>> Start Data listing

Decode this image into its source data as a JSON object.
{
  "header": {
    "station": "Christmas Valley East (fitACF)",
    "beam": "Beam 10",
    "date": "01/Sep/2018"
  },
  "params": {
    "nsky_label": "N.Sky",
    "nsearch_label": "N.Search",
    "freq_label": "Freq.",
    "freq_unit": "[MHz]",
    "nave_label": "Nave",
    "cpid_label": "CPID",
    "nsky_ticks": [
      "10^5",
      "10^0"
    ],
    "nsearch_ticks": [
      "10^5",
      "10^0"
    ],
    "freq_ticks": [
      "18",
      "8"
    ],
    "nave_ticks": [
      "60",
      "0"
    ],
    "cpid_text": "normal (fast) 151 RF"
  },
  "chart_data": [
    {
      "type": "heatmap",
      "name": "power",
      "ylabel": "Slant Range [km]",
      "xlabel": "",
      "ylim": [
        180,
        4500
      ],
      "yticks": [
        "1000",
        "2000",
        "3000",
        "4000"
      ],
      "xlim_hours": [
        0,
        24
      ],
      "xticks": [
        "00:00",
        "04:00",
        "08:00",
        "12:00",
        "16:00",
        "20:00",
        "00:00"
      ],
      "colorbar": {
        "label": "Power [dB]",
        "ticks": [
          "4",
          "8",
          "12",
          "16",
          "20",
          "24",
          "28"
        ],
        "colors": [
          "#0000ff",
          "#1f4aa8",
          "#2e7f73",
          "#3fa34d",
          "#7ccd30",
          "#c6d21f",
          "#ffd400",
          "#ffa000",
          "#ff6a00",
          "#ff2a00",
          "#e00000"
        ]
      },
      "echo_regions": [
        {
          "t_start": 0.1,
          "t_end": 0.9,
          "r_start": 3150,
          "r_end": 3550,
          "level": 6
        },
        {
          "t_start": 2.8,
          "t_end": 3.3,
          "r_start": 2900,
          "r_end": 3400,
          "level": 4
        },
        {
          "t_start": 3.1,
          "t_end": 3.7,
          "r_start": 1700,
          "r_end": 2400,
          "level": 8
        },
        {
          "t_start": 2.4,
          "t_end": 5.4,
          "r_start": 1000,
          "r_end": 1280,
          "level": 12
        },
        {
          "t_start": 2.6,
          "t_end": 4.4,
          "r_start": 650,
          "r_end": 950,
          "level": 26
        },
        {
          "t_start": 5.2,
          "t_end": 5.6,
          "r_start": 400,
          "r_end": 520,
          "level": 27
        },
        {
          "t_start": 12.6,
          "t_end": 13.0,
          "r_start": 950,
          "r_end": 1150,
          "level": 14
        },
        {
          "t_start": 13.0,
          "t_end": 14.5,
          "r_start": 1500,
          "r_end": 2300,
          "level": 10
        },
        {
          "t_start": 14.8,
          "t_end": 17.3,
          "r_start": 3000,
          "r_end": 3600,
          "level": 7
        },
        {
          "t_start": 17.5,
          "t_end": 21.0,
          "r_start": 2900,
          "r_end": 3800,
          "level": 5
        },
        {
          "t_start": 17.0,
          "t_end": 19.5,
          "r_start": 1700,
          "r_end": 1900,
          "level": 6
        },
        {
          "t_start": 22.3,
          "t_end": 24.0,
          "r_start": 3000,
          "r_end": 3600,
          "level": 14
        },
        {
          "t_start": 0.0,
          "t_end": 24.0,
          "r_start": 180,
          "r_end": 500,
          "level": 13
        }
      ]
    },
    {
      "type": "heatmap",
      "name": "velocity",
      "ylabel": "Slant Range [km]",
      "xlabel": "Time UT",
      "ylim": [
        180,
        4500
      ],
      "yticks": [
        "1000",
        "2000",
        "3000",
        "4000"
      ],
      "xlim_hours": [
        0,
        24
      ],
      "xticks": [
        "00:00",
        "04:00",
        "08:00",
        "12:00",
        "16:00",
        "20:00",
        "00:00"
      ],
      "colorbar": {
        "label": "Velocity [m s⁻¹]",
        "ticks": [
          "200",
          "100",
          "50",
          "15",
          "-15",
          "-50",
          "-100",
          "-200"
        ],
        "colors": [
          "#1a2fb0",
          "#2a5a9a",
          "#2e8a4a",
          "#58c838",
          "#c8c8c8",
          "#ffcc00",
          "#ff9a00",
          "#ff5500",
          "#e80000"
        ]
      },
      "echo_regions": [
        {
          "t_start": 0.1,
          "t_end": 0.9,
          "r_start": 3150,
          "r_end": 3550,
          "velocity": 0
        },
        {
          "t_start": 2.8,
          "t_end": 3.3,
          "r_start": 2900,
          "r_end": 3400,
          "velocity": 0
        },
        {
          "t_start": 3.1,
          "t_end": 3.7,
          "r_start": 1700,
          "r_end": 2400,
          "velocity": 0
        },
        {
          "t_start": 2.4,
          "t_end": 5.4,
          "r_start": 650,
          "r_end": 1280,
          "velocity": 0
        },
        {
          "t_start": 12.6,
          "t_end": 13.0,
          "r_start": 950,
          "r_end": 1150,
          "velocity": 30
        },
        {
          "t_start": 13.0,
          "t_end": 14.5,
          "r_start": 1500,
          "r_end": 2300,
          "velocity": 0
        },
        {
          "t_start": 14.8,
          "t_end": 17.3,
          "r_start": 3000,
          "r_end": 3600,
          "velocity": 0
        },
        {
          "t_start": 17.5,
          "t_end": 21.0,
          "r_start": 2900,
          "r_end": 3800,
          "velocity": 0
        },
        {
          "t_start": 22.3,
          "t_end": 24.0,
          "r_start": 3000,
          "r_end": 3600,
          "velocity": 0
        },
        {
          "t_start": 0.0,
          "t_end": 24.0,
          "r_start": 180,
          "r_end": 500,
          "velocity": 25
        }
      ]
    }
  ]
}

>> End Data listing
>> Start Data listing

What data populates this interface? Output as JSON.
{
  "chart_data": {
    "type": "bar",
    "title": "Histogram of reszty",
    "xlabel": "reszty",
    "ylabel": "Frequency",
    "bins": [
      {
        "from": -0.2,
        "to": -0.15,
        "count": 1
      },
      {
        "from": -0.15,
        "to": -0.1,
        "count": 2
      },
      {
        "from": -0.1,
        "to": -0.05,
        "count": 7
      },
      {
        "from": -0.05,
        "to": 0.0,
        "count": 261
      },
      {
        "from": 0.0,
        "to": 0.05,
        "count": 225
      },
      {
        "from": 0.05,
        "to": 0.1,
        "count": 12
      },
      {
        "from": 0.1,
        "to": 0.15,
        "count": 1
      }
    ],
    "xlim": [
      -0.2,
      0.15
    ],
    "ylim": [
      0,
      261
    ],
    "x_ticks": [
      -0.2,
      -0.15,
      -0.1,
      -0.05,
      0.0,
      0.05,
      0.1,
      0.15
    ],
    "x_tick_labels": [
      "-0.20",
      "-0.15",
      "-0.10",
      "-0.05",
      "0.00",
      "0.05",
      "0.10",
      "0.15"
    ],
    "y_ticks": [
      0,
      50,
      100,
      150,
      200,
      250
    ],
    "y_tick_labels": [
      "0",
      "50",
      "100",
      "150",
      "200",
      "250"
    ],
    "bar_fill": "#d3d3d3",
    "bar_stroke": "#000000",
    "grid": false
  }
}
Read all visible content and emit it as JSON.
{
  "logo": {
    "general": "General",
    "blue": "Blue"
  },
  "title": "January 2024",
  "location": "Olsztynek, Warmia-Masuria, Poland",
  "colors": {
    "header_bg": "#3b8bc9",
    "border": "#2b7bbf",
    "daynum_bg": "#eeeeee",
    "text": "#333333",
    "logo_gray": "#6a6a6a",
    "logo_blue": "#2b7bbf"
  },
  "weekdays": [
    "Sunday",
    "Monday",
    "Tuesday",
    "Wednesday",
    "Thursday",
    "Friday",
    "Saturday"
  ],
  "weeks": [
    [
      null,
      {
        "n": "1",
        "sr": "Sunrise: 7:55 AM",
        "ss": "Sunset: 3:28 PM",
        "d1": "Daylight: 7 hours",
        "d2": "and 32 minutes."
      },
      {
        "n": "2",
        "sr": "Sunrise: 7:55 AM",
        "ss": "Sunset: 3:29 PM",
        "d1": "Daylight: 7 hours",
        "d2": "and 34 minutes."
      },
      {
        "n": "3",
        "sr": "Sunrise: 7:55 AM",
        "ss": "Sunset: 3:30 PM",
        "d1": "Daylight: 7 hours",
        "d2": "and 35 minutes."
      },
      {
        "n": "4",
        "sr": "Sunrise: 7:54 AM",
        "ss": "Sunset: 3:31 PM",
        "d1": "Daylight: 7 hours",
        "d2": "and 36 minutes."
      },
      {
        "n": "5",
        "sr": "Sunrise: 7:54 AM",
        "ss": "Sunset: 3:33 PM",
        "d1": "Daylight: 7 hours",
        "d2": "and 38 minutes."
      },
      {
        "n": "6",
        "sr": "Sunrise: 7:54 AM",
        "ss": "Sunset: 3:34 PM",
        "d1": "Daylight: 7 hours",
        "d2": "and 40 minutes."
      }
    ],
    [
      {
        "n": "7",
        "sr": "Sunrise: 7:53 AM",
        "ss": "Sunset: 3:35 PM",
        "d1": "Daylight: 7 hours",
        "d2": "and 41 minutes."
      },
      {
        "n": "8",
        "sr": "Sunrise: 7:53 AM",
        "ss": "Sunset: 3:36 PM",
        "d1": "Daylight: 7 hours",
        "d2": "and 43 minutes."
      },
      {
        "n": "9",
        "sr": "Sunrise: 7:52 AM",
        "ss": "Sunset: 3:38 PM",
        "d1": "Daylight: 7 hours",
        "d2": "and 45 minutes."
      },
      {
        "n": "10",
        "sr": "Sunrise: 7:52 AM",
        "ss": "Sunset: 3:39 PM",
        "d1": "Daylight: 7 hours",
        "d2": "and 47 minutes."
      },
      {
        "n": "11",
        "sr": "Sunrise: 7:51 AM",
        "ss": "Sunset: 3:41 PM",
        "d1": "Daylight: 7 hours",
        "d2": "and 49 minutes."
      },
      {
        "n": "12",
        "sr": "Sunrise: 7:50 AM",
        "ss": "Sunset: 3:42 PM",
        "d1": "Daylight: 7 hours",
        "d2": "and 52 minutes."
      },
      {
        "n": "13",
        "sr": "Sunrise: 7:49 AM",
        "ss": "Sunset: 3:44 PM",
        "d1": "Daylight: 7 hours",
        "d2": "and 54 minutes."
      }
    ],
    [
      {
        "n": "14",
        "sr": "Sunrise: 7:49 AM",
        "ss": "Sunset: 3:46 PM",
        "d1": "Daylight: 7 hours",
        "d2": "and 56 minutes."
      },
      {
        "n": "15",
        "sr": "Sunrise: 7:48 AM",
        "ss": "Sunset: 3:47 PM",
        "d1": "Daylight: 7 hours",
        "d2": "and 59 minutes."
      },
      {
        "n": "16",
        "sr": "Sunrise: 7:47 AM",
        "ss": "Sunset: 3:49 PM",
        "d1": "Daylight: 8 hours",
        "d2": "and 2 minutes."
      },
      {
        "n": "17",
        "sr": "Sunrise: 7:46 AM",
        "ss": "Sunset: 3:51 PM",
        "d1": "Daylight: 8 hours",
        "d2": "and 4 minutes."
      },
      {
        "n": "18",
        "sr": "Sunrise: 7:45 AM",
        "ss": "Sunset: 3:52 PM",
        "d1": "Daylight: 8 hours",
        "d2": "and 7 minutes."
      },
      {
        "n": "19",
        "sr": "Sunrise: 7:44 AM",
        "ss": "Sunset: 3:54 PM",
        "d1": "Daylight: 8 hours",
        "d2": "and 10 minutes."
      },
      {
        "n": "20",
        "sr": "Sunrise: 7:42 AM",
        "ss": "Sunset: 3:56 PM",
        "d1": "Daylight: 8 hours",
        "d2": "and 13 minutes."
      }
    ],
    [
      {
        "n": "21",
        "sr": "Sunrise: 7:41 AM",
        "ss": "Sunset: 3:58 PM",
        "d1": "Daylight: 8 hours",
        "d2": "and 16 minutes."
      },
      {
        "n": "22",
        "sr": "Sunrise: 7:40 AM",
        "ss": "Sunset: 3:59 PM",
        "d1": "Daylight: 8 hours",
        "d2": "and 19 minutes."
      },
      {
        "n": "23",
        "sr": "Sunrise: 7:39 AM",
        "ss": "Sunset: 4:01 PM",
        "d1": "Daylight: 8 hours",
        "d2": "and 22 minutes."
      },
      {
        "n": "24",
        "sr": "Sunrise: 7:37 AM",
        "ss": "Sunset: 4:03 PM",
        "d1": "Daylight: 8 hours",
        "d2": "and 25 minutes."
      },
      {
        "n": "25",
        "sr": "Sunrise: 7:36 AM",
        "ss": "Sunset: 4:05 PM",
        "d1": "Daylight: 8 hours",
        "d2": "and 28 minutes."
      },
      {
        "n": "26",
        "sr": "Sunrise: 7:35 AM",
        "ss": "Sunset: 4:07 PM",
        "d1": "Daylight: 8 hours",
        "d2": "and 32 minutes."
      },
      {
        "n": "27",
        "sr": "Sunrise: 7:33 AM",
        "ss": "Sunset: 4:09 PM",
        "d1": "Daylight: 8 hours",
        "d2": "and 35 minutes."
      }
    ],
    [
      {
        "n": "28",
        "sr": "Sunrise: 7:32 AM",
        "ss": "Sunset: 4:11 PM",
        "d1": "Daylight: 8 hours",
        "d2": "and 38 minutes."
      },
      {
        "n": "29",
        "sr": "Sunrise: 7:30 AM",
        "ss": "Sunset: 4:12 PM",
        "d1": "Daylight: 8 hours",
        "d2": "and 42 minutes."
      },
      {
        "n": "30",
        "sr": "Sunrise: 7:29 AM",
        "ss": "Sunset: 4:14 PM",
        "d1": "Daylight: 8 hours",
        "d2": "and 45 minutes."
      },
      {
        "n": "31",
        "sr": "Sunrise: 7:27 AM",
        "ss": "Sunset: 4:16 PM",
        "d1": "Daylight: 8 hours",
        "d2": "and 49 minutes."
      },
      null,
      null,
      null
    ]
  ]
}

>> End Data listing

In the entries above, identify every line with the string "this".

Decode this image into its source data as a JSON object.
What data populates this interface? Output as JSON.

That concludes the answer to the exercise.